TASK STATEMENT ▸
Pull out from the material below all lines with "Yogyakarta".

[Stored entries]
____________

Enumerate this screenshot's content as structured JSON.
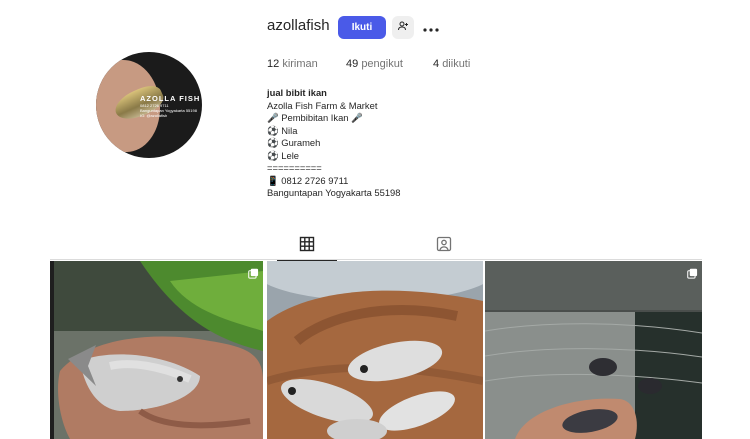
{
  "profile": {
    "username": "azollafish",
    "avatar": {
      "brand_title": "AZOLLA FISH",
      "brand_lines": [
        "0812 2726 9711",
        "Banguntapan Yogyakarta 55198",
        "IG: @azollafish"
      ]
    },
    "actions": {
      "follow_label": "Ikuti",
      "suggest_icon": "person-plus-icon",
      "more_icon": "more-options-icon"
    },
    "stats": {
      "posts": {
        "value": "12",
        "label": "kiriman"
      },
      "followers": {
        "value": "49",
        "label": "pengikut"
      },
      "following": {
        "value": "4",
        "label": "diikuti"
      }
    },
    "bio": {
      "name": "jual bibit ikan",
      "lines": [
        "Azolla Fish Farm & Market",
        "🎤 Pembibitan Ikan 🎤",
        "⚽ Nila",
        "⚽ Gurameh",
        "⚽ Lele",
        "==========",
        "📱 0812 2726 9711",
        "Banguntapan Yogyakarta 55198"
      ]
    }
  },
  "tabs": [
    {
      "name": "posts",
      "icon": "grid-icon",
      "active": true
    },
    {
      "name": "tagged",
      "icon": "tagged-icon",
      "active": false
    }
  ],
  "posts": [
    {
      "subject": "hand-holding-fish-grass",
      "multi": true,
      "multi_icon": "carousel-icon"
    },
    {
      "subject": "hand-holding-several-fish",
      "multi": false
    },
    {
      "subject": "hand-holding-fish-over-net",
      "multi": true,
      "multi_icon": "carousel-icon"
    }
  ],
  "colors": {
    "follow_button": "#4a5ae8",
    "text_primary": "#262626",
    "text_secondary": "#737373",
    "divider": "#dbdbdb"
  }
}
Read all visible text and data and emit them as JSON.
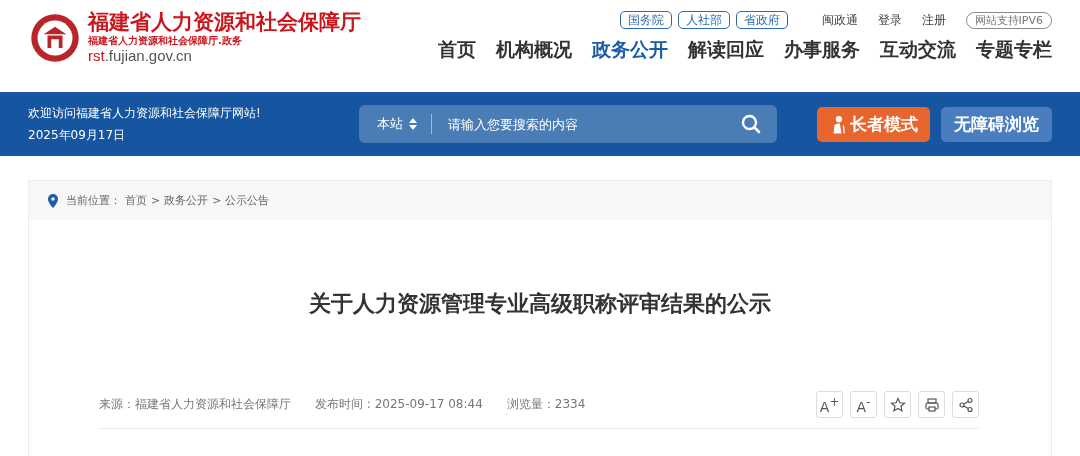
{
  "header": {
    "site_name": "福建省人力资源和社会保障厅",
    "subtitle": "福建省人力资源和社会保障厅.政务",
    "domain_prefix": "rst",
    "domain_rest": ".fujian.gov.cn",
    "gov_links": [
      "国务院",
      "人社部",
      "省政府"
    ],
    "user_links": [
      "闽政通",
      "登录",
      "注册"
    ],
    "ipv6_badge": "网站支持IPV6",
    "nav": [
      {
        "label": "首页",
        "selected": false
      },
      {
        "label": "机构概况",
        "selected": false
      },
      {
        "label": "政务公开",
        "selected": true
      },
      {
        "label": "解读回应",
        "selected": false
      },
      {
        "label": "办事服务",
        "selected": false
      },
      {
        "label": "互动交流",
        "selected": false
      },
      {
        "label": "专题专栏",
        "selected": false
      }
    ]
  },
  "banner": {
    "welcome": "欢迎访问福建省人力资源和社会保障厅网站!",
    "date": "2025年09月17日",
    "search": {
      "scope": "本站",
      "placeholder": "请输入您要搜索的内容"
    },
    "buttons": [
      {
        "label": "长者模式",
        "kind": "elder"
      },
      {
        "label": "无障碍浏览",
        "kind": "accessible"
      }
    ]
  },
  "breadcrumb": {
    "label": "当前位置：",
    "items": [
      "首页",
      "政务公开",
      "公示公告"
    ],
    "separator": ">"
  },
  "article": {
    "title": "关于人力资源管理专业高级职称评审结果的公示",
    "meta": [
      "来源：福建省人力资源和社会保障厅",
      "发布时间 : 2025-09-17 08:44",
      "浏览量：2334"
    ],
    "tools": [
      {
        "kind": "text",
        "label": "A$^{+}$"
      },
      {
        "kind": "text",
        "label": "A$^{-}$"
      },
      {
        "kind": "star"
      },
      {
        "kind": "print"
      },
      {
        "kind": "share"
      }
    ]
  }
}
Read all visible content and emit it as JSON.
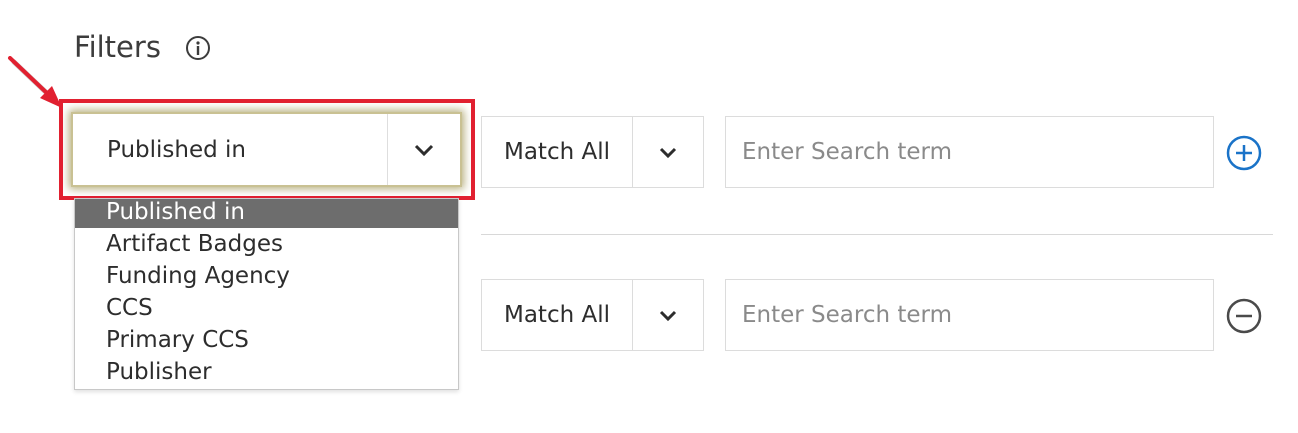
{
  "title": "Filters",
  "rows": [
    {
      "field": "Published in",
      "match": "Match All",
      "search_placeholder": "Enter Search term",
      "search_value": "",
      "action": "add"
    },
    {
      "field": "",
      "match": "Match All",
      "search_placeholder": "Enter Search term",
      "search_value": "",
      "action": "remove"
    }
  ],
  "dropdown": {
    "open": true,
    "selected": "Published in",
    "options": [
      "Published in",
      "Artifact Badges",
      "Funding Agency",
      "CCS",
      "Primary CCS",
      "Publisher"
    ]
  },
  "icons": {
    "info": "info-circle-icon",
    "chevron": "chevron-down-icon",
    "add": "plus-circle-icon",
    "remove": "minus-circle-icon",
    "callout": "red-arrow-icon"
  },
  "colors": {
    "highlight": "#e12030",
    "accent_blue": "#1a73c8",
    "selected_option_bg": "#6d6d6d",
    "remove_icon": "#4a4a4a"
  }
}
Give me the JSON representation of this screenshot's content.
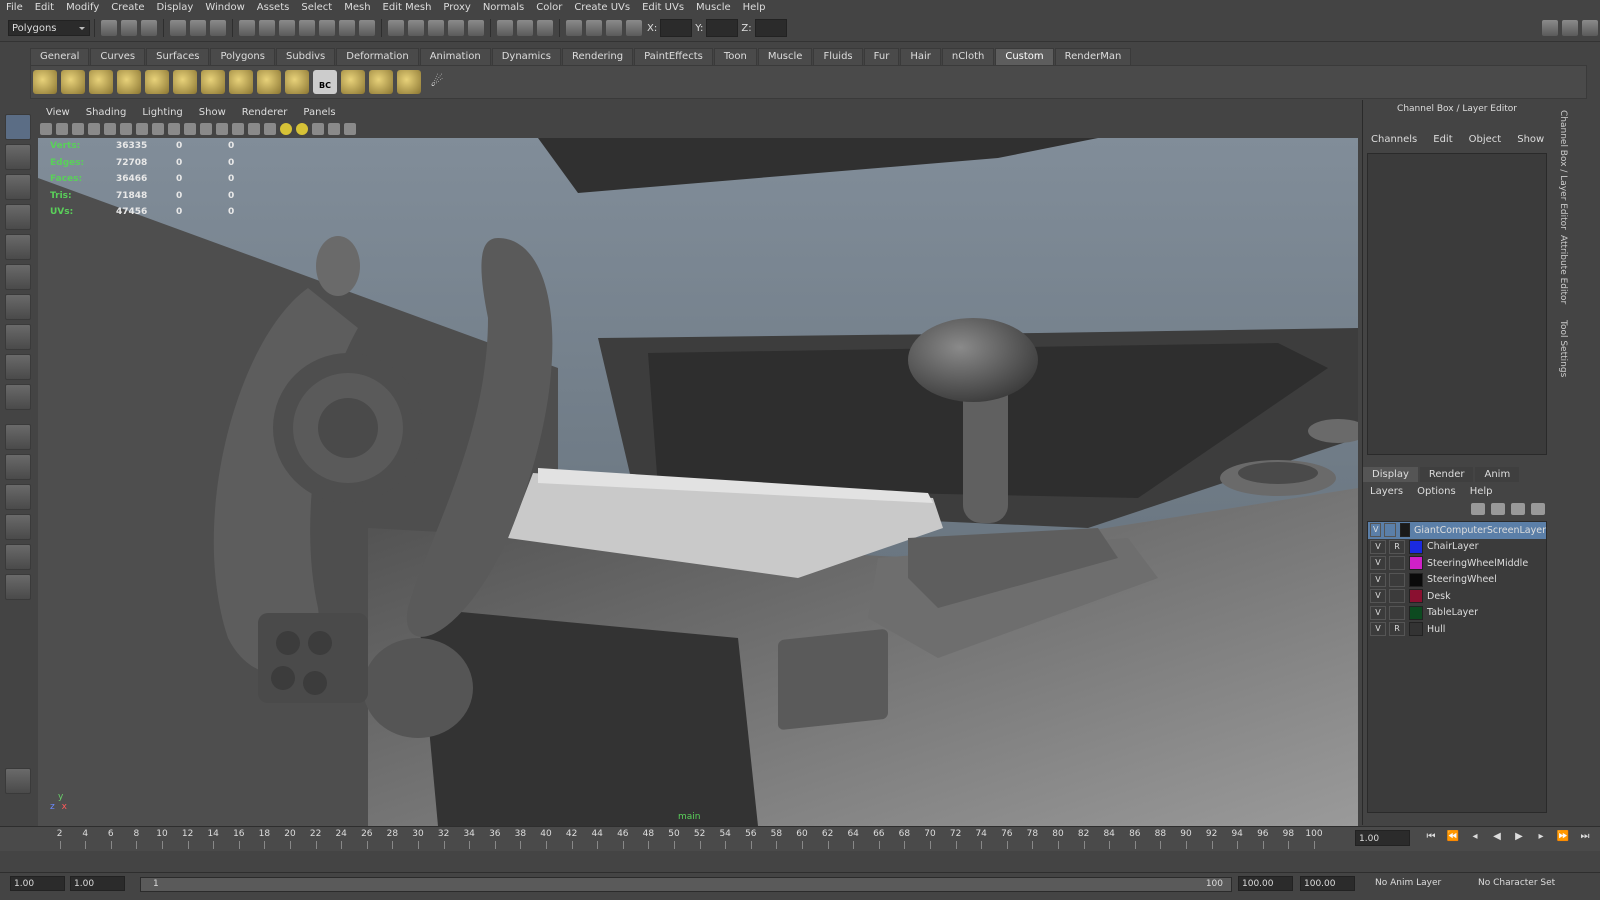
{
  "menu": [
    "File",
    "Edit",
    "Modify",
    "Create",
    "Display",
    "Window",
    "Assets",
    "Select",
    "Mesh",
    "Edit Mesh",
    "Proxy",
    "Normals",
    "Color",
    "Create UVs",
    "Edit UVs",
    "Muscle",
    "Help"
  ],
  "toolbar": {
    "mode": "Polygons",
    "x_label": "X:",
    "y_label": "Y:",
    "z_label": "Z:"
  },
  "shelf_tabs": [
    "General",
    "Curves",
    "Surfaces",
    "Polygons",
    "Subdivs",
    "Deformation",
    "Animation",
    "Dynamics",
    "Rendering",
    "PaintEffects",
    "Toon",
    "Muscle",
    "Fluids",
    "Fur",
    "Hair",
    "nCloth",
    "Custom",
    "RenderMan"
  ],
  "shelf_active": "Custom",
  "shelf_label_bc": "BC",
  "viewport_menu": [
    "View",
    "Shading",
    "Lighting",
    "Show",
    "Renderer",
    "Panels"
  ],
  "hud": [
    {
      "label": "Verts:",
      "a": "36335",
      "b": "0",
      "c": "0"
    },
    {
      "label": "Edges:",
      "a": "72708",
      "b": "0",
      "c": "0"
    },
    {
      "label": "Faces:",
      "a": "36466",
      "b": "0",
      "c": "0"
    },
    {
      "label": "Tris:",
      "a": "71848",
      "b": "0",
      "c": "0"
    },
    {
      "label": "UVs:",
      "a": "47456",
      "b": "0",
      "c": "0"
    }
  ],
  "camera_label": "main",
  "axis": {
    "y": "y",
    "z": "z",
    "x": "x"
  },
  "channel_box": {
    "title": "Channel Box / Layer Editor",
    "menu": [
      "Channels",
      "Edit",
      "Object",
      "Show"
    ],
    "layer_tabs": [
      "Display",
      "Render",
      "Anim"
    ],
    "layer_menu": [
      "Layers",
      "Options",
      "Help"
    ],
    "layers": [
      {
        "v": "V",
        "r": "",
        "color": "#1a1a1a",
        "name": "GiantComputerScreenLayer",
        "selected": true
      },
      {
        "v": "V",
        "r": "R",
        "color": "#1a2ae0",
        "name": "ChairLayer"
      },
      {
        "v": "V",
        "r": "",
        "color": "#d020c8",
        "name": "SteeringWheelMiddle"
      },
      {
        "v": "V",
        "r": "",
        "color": "#0a0a0a",
        "name": "SteeringWheel"
      },
      {
        "v": "V",
        "r": "",
        "color": "#8a1030",
        "name": "Desk"
      },
      {
        "v": "V",
        "r": "",
        "color": "#0d4a20",
        "name": "TableLayer"
      },
      {
        "v": "V",
        "r": "R",
        "color": "#333333",
        "name": "Hull"
      }
    ]
  },
  "side_labels": [
    "Channel Box / Layer Editor",
    "Attribute Editor",
    "Tool Settings"
  ],
  "timeline": {
    "ticks": [
      "2",
      "4",
      "6",
      "8",
      "10",
      "12",
      "14",
      "16",
      "18",
      "20",
      "22",
      "24",
      "26",
      "28",
      "30",
      "32",
      "34",
      "36",
      "38",
      "40",
      "42",
      "44",
      "46",
      "48",
      "50",
      "52",
      "54",
      "56",
      "58",
      "60",
      "62",
      "64",
      "66",
      "68",
      "70",
      "72",
      "74",
      "76",
      "78",
      "80",
      "82",
      "84",
      "86",
      "88",
      "90",
      "92",
      "94",
      "96",
      "98",
      "100"
    ],
    "current": "1.00"
  },
  "range": {
    "start": "1.00",
    "start2": "1.00",
    "slider_start": "1",
    "slider_end": "100",
    "end": "100.00",
    "end2": "100.00",
    "anim_layer": "No Anim Layer",
    "char_set": "No Character Set"
  }
}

____________

EXERCISE RESULT ▸
        "Banguntapan Yogyakarta 55198",
        "Banguntapan Yogyakarta 55198"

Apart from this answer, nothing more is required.